= TASK MATERIAL =
++++++++++++++++++++

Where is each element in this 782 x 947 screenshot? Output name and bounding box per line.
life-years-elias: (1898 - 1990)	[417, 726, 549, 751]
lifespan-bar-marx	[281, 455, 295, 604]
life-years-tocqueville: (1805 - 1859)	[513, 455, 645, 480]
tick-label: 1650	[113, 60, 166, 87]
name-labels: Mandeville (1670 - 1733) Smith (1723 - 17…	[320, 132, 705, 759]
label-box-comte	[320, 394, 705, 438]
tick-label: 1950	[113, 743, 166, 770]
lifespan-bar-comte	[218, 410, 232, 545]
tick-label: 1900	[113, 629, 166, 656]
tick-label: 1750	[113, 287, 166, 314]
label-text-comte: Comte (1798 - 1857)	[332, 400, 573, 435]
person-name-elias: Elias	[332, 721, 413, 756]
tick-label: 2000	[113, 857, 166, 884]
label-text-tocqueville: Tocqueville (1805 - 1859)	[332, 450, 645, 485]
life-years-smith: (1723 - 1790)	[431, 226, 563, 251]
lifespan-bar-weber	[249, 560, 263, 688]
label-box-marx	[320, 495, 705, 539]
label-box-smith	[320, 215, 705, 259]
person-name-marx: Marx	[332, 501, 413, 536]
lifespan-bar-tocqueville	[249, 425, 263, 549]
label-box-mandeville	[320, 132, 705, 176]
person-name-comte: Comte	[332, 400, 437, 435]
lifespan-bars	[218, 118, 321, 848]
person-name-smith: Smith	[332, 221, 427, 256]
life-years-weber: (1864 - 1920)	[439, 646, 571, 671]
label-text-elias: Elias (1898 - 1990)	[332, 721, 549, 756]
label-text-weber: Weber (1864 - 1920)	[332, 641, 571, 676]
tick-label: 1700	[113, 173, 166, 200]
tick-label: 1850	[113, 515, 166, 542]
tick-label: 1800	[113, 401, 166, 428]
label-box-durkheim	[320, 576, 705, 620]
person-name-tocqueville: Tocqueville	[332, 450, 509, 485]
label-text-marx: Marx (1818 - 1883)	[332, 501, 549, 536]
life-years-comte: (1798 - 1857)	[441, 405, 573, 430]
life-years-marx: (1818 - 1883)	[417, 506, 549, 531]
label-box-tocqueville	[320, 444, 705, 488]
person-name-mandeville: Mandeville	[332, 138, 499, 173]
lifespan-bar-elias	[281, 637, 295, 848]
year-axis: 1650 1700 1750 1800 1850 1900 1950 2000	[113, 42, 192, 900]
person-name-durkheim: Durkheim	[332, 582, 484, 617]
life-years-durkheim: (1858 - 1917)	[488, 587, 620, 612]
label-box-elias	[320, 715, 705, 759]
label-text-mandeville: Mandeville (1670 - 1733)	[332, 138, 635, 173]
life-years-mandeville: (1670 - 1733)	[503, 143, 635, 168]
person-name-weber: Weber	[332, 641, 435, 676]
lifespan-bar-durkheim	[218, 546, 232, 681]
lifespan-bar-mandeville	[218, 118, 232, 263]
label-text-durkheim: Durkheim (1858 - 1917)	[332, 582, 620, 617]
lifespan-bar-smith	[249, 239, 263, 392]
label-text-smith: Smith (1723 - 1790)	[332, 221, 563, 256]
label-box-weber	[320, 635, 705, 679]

++++++++++++++++++++

= EXERCISE INSTRUCTIONS =
Turn every row above into a JSON list of strings, one string per line, skipping any blank lines.

= RESPONSE FOR THIS EXERCISE =
[
  "Where is each element in this 782 x 947 screenshot? Output name and bounding box per line.",
  "life-years-elias: (1898 - 1990)\t[417, 726, 549, 751]",
  "lifespan-bar-marx\t[281, 455, 295, 604]",
  "life-years-tocqueville: (1805 - 1859)\t[513, 455, 645, 480]",
  "tick-label: 1650\t[113, 60, 166, 87]",
  "name-labels: Mandeville (1670 - 1733) Smith (1723 - 17…\t[320, 132, 705, 759]",
  "label-box-comte\t[320, 394, 705, 438]",
  "tick-label: 1950\t[113, 743, 166, 770]",
  "lifespan-bar-comte\t[218, 410, 232, 545]",
  "tick-label: 1900\t[113, 629, 166, 656]",
  "tick-label: 1750\t[113, 287, 166, 314]",
  "label-text-comte: Comte (1798 - 1857)\t[332, 400, 573, 435]",
  "person-name-elias: Elias\t[332, 721, 413, 756]",
  "tick-label: 2000\t[113, 857, 166, 884]",
  "label-text-tocqueville: Tocqueville (1805 - 1859)\t[332, 450, 645, 485]",
  "life-years-smith: (1723 - 1790)\t[431, 226, 563, 251]",
  "lifespan-bar-weber\t[249, 560, 263, 688]",
  "label-box-marx\t[320, 495, 705, 539]",
  "label-box-smith\t[320, 215, 705, 259]",
  "person-name-marx: Marx\t[332, 501, 413, 536]",
  "lifespan-bar-tocqueville\t[249, 425, 263, 549]",
  "label-box-mandeville\t[320, 132, 705, 176]",
  "person-name-comte: Comte\t[332, 400, 437, 435]",
  "lifespan-bars\t[218, 118, 321, 848]",
  "person-name-smith: Smith\t[332, 221, 427, 256]",
  "life-years-weber: (1864 - 1920)\t[439, 646, 571, 671]",
  "label-text-elias: Elias (1898 - 1990)\t[332, 721, 549, 756]",
  "label-text-weber: Weber (1864 - 1920)\t[332, 641, 571, 676]",
  "tick-label: 1700\t[113, 173, 166, 200]",
  "tick-label: 1850\t[113, 515, 166, 542]",
  "tick-label: 1800\t[113, 401, 166, 428]",
  "label-box-durkheim\t[320, 576, 705, 620]",
  "person-name-tocqueville: Tocqueville\t[332, 450, 509, 485]",
  "label-text-marx: Marx (1818 - 1883)\t[332, 501, 549, 536]",
  "life-years-comte: (1798 - 1857)\t[441, 405, 573, 430]",
  "life-years-marx: (1818 - 1883)\t[417, 506, 549, 531]",
  "label-box-tocqueville\t[320, 444, 705, 488]",
  "person-name-mandeville: Mandeville\t[332, 138, 499, 173]",
  "lifespan-bar-elias\t[281, 637, 295, 848]",
  "year-axis: 1650 1700 1750 1800 1850 1900 1950 2000\t[113, 42, 192, 900]",
  "person-name-durkheim: Durkheim\t[332, 582, 484, 617]",
  "life-years-durkheim: (1858 - 1917)\t[488, 587, 620, 612]",
  "label-box-elias\t[320, 715, 705, 759]",
  "label-text-mandeville: Mandeville (1670 - 1733)\t[332, 138, 635, 173]",
  "life-years-mandeville: (1670 - 1733)\t[503, 143, 635, 168]",
  "person-name-weber: Weber\t[332, 641, 435, 676]",
  "lifespan-bar-durkheim\t[218, 546, 232, 681]",
  "lifespan-bar-mandeville\t[218, 118, 232, 263]",
  "label-text-durkheim: Durkheim (1858 - 1917)\t[332, 582, 620, 617]",
  "lifespan-bar-smith\t[249, 239, 263, 392]",
  "label-text-smith: Smith (1723 - 1790)\t[332, 221, 563, 256]",
  "label-box-weber\t[320, 635, 705, 679]"
]